Given exercise:
Scan the records below for the word "image" and give only the number of lines that hold it.

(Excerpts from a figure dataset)
☆ ☆ ☆ ☆
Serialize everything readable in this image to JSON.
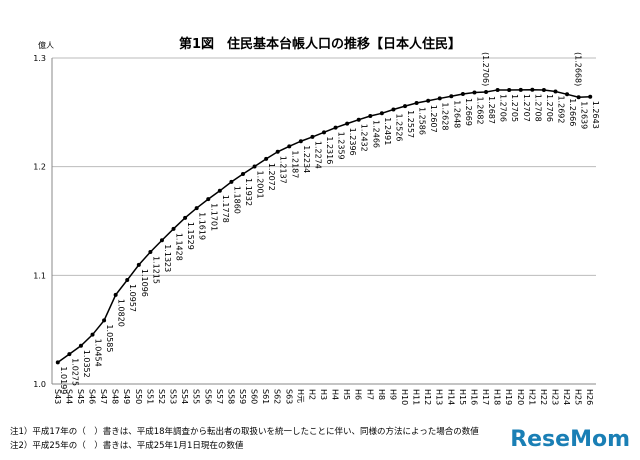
{
  "chart_data": {
    "type": "line",
    "title": "第1図　住民基本台帳人口の推移【日本人住民】",
    "y_unit": "億人",
    "categories": [
      "S43",
      "S44",
      "S45",
      "S46",
      "S47",
      "S48",
      "S49",
      "S50",
      "S51",
      "S52",
      "S53",
      "S54",
      "S55",
      "S56",
      "S57",
      "S58",
      "S59",
      "S60",
      "S61",
      "S62",
      "S63",
      "H元",
      "H2",
      "H3",
      "H4",
      "H5",
      "H6",
      "H7",
      "H8",
      "H9",
      "H10",
      "H11",
      "H12",
      "H13",
      "H14",
      "H15",
      "H16",
      "H17",
      "H18",
      "H19",
      "H20",
      "H21",
      "H22",
      "H23",
      "H24",
      "H25",
      "H26"
    ],
    "series": [
      {
        "color": "#000000",
        "values": [
          1.0199,
          1.0275,
          1.0352,
          1.0454,
          1.0585,
          1.082,
          1.0957,
          1.1096,
          1.1215,
          1.1323,
          1.1428,
          1.1529,
          1.1619,
          1.1701,
          1.1778,
          1.186,
          1.1932,
          1.2001,
          1.2072,
          1.2137,
          1.2187,
          1.2234,
          1.2274,
          1.2316,
          1.2359,
          1.2396,
          1.2432,
          1.2466,
          1.2491,
          1.2526,
          1.2557,
          1.2586,
          1.2607,
          1.2628,
          1.2648,
          1.2669,
          1.2682,
          1.2687,
          1.2706,
          1.2705,
          1.2707,
          1.2708,
          1.2706,
          1.2692,
          1.2666,
          1.2639,
          1.2643
        ],
        "value_labels": [
          "1.0199",
          "1.0275",
          "1.0352",
          "1.0454",
          "1.0585",
          "1.0820",
          "1.0957",
          "1.1096",
          "1.1215",
          "1.1323",
          "1.1428",
          "1.1529",
          "1.1619",
          "1.1701",
          "1.1778",
          "1.1860",
          "1.1932",
          "1.2001",
          "1.2072",
          "1.2137",
          "1.2187",
          "1.2234",
          "1.2274",
          "1.2316",
          "1.2359",
          "1.2396",
          "1.2432",
          "1.2466",
          "1.2491",
          "1.2526",
          "1.2557",
          "1.2586",
          "1.2607",
          "1.2628",
          "1.2648",
          "1.2669",
          "1.2682",
          "1.2687",
          "1.2706",
          "1.2705",
          "1.2707",
          "1.2708",
          "1.2706",
          "1.2692",
          "1.2666",
          "1.2639",
          "1.2643"
        ]
      }
    ],
    "annotations": [
      {
        "category": "H17",
        "text": "(1.2706)"
      },
      {
        "category": "H25",
        "text": "(1.2668)"
      }
    ],
    "ylim": [
      1.0,
      1.3
    ],
    "yticks": [
      {
        "value": 1,
        "label": "1.0"
      },
      1.1,
      1.2,
      1.3
    ],
    "grid": true,
    "notes": [
      "注1）平成17年の（　）書きは、平成18年調査から転出者の取扱いを統一したことに伴い、同様の方法によった場合の数値",
      "注2）平成25年の（　）書きは、平成25年1月1日現在の数値"
    ],
    "watermark": "ReseMom"
  }
}
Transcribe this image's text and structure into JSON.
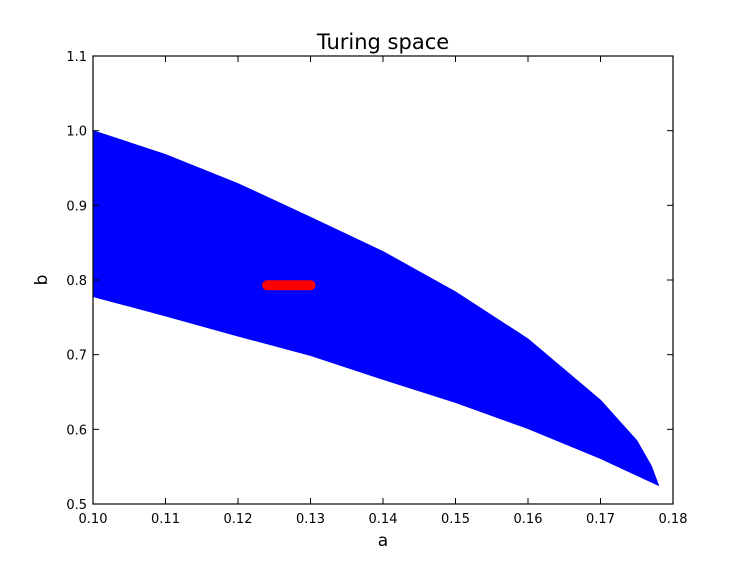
{
  "chart_data": {
    "type": "area",
    "title": "Turing space",
    "xlabel": "a",
    "ylabel": "b",
    "xlim": [
      0.1,
      0.18
    ],
    "ylim": [
      0.5,
      1.1
    ],
    "x_ticks": [
      "0.10",
      "0.11",
      "0.12",
      "0.13",
      "0.14",
      "0.15",
      "0.16",
      "0.17",
      "0.18"
    ],
    "y_ticks": [
      "0.5",
      "0.6",
      "0.7",
      "0.8",
      "0.9",
      "1.0",
      "1.1"
    ],
    "grid": false,
    "series": [
      {
        "type": "area",
        "color": "#0000ff",
        "upper": [
          [
            0.1,
            1.0
          ],
          [
            0.11,
            0.968
          ],
          [
            0.12,
            0.929
          ],
          [
            0.13,
            0.884
          ],
          [
            0.14,
            0.838
          ],
          [
            0.15,
            0.784
          ],
          [
            0.16,
            0.721
          ],
          [
            0.17,
            0.639
          ],
          [
            0.175,
            0.585
          ],
          [
            0.177,
            0.551
          ],
          [
            0.178,
            0.525
          ]
        ],
        "lower": [
          [
            0.178,
            0.525
          ],
          [
            0.176,
            0.534
          ],
          [
            0.17,
            0.561
          ],
          [
            0.16,
            0.601
          ],
          [
            0.15,
            0.636
          ],
          [
            0.14,
            0.667
          ],
          [
            0.13,
            0.699
          ],
          [
            0.12,
            0.725
          ],
          [
            0.11,
            0.752
          ],
          [
            0.1,
            0.778
          ]
        ]
      },
      {
        "type": "segment",
        "color": "#ff0000",
        "points": [
          [
            0.124,
            0.793
          ],
          [
            0.13,
            0.793
          ]
        ]
      }
    ]
  }
}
☆ ☆ ☆ ☆
Solved problem:
2